YOUR GOAL -> Repeat each line word for word.

— BEGIN —

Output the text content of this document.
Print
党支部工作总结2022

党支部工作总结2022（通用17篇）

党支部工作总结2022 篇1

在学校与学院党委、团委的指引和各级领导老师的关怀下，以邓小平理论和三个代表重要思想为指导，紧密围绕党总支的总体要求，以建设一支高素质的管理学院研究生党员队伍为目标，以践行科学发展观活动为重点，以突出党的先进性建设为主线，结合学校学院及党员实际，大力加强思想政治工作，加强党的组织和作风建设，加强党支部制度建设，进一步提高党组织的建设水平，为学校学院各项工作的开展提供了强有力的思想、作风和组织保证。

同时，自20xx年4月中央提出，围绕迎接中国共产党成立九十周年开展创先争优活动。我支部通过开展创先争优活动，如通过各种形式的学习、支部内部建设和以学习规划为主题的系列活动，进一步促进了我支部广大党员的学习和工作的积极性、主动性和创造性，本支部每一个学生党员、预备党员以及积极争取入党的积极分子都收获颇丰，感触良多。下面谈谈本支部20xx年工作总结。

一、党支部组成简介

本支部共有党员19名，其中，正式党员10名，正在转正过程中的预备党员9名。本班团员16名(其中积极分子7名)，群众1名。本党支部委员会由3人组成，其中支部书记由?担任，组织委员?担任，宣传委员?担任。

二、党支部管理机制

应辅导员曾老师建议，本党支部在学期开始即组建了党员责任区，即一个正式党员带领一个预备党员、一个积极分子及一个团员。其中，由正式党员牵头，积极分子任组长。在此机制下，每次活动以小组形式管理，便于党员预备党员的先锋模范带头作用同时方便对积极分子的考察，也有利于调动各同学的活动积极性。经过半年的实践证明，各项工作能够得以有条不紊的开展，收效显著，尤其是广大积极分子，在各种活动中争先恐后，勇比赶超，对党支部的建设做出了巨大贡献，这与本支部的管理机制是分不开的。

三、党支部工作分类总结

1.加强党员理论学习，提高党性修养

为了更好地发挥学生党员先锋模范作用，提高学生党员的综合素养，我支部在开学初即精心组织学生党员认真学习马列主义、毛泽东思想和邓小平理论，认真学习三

— END —

RESPONSE TO THIS TASK ->
Output the text content of this document.
Print
党支部工作总结2022

党支部工作总结2022（通用17篇）

党支部工作总结2022 篇1

在学校与学院党委、团委的指引和各级领导老师的关怀下，以邓小平理论和三个代表重要思想为指导，紧密围绕党总支的总体要求，以建设一支高素质的管理学院研究生党员队伍为目标，以践行科学发展观活动为重点，以突出党的先进性建设为主线，结合学校学院及党员实际，大力加强思想政治工作，加强党的组织和作风建设，加强党支部制度建设，进一步提高党组织的建设水平，为学校学院各项工作的开展提供了强有力的思想、作风和组织保证。

同时，自20xx年4月中央提出，围绕迎接中国共产党成立九十周年开展创先争优活动。我支部通过开展创先争优活动，如通过各种形式的学习、支部内部建设和以学习规划为主题的系列活动，进一步促进了我支部广大党员的学习和工作的积极性、主动性和创造性，本支部每一个学生党员、预备党员以及积极争取入党的积极分子都收获颇丰，感触良多。下面谈谈本支部20xx年工作总结。

一、党支部组成简介

本支部共有党员19名，其中，正式党员10名，正在转正过程中的预备党员9名。本班团员16名(其中积极分子7名)，群众1名。本党支部委员会由3人组成，其中支部书记由?担任，组织委员?担任，宣传委员?担任。

二、党支部管理机制

应辅导员曾老师建议，本党支部在学期开始即组建了党员责任区，即一个正式党员带领一个预备党员、一个积极分子及一个团员。其中，由正式党员牵头，积极分子任组长。在此机制下，每次活动以小组形式管理，便于党员预备党员的先锋模范带头作用同时方便对积极分子的考察，也有利于调动各同学的活动积极性。经过半年的实践证明，各项工作能够得以有条不紊的开展，收效显著，尤其是广大积极分子，在各种活动中争先恐后，勇比赶超，对党支部的建设做出了巨大贡献，这与本支部的管理机制是分不开的。

三、党支部工作分类总结

1.加强党员理论学习，提高党性修养

为了更好地发挥学生党员先锋模范作用，提高学生党员的综合素养，我支部在开学初即精心组织学生党员认真学习马列主义、毛泽东思想和邓小平理论，认真学习三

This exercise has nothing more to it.